→ TASK STATEMENT: Decide whether each statement below agrees with the seminar announcement: (a) Vijvers studied theoretical physics at the University of Amsterdam; (b) Vijvers spent 12 months at the York Plasma Institute; (c) the seminar presents research results obtained on JET. For each, answer yes or no and quote the words of the announcement that settle it.

Monday, November 23, 2015
Current extrapolations of conventional single-null divertor tokamaks to the power plant scale (i.e. ITER-like DEMO designs) lead to the requirement of operating at a core radiation fraction close to 100%. This poses challenges to the machine performance. Several alternative magnetic geometries of the divertor have been proposed in recent years to help mitigate the risks associated with high radiation fractions. The aim of all alternative divertor configurations is to increase the volumetric energy losses in the scrape-off layer (SOL) and divertor, and to increase the plasma-wetted area to reduce the peak heat flux to the divertor wall. This seminar provides an overview of recent research results on alternative divertors, obtained on the TCV tokamak in Lausanne, Switzerland.
Dr. Wouter Vijvers (pronounced: fei-verse) studied theoretical physics at the University of Amsterdam. After a year of working in industry, he commenced a PhD project in experimental plasma physics at the FOM Institute for Plasma Physics “Rijnhuizen” in 2006. During his PhD, he developed the plasma source for the linear plasma generator Magnum-PSI. This work consisted of the formulation of scaling laws for a high-flux, low-temperature cascaded arc hydrogen plasma source on the basis of experiments and theoretical models. Upon completion of his PhD, he started working as a postdoc at the CRPP-EPFL in Lausanne (Switzerland) in 2010 within the scope of a European training program on tokamak operations. In this role, he became an expert operator of the TCV tokamak and obtained a session leader license for JET. In addition, he started a research project on the Snowflake divertor, notably studying the transition between the single-null and snowflake-plus configurations, which provided insight into the importance of cross-field transport during ELMs. In 2014, he worked for 6 months at the York Plasma Institute as a postdoc under the supervision of Bruce Lipschultz, studying the exhaust properties of the X-divertor, before receiving the Dutch Veni grant for €250.000. Consequently, he is now back at FOM DIFFER (formerly Rijnhuizen) as a postdoc. The main objective of his grant project is to develop a multi-spectral imaging diagnostic (MANTIS) to determine key plasma parameters throughout the divertor at high spatial and temporal resolution, and use this to better understand the physics of advanced divertors.

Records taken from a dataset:
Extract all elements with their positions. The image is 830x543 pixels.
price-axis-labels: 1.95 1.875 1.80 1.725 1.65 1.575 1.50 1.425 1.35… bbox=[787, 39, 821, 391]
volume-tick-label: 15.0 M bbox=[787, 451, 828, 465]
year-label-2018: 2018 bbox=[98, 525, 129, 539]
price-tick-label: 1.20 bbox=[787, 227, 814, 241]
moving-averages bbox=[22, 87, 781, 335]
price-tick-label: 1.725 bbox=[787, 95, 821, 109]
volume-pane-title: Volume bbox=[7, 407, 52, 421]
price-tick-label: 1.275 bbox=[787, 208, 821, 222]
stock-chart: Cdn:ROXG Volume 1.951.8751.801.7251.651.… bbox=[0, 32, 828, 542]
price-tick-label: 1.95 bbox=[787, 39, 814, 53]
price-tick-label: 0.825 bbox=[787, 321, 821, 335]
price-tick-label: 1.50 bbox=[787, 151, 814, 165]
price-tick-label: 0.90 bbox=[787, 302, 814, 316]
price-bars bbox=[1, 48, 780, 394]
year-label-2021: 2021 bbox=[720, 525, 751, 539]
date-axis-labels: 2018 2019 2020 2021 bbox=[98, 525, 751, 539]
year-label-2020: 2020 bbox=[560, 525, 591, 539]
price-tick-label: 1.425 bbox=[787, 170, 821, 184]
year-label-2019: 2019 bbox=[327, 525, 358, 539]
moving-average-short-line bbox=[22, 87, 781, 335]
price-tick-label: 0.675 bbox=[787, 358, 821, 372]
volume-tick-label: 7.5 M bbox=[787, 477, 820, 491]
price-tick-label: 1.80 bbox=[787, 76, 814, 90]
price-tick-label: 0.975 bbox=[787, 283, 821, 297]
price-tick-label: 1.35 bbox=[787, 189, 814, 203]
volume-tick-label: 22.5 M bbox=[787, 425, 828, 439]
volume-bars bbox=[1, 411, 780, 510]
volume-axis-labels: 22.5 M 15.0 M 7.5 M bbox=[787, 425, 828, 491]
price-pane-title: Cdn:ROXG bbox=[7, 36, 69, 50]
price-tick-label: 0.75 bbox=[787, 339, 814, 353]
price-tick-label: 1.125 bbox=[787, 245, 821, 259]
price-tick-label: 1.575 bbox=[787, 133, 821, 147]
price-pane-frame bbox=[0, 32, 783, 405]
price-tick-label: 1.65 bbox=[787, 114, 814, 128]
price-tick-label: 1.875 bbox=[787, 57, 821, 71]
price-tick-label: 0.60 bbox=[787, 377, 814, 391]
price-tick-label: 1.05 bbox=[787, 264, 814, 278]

→ TASK RESPONSE:
(a) Yes. The announcement says he "studied theoretical physics at the University of Amsterdam."
(b) No. The announcement says "he worked for 6 months at the York Plasma Institute."
(c) No. The results were "obtained on the TCV tokamak in Lausanne, Switzerland."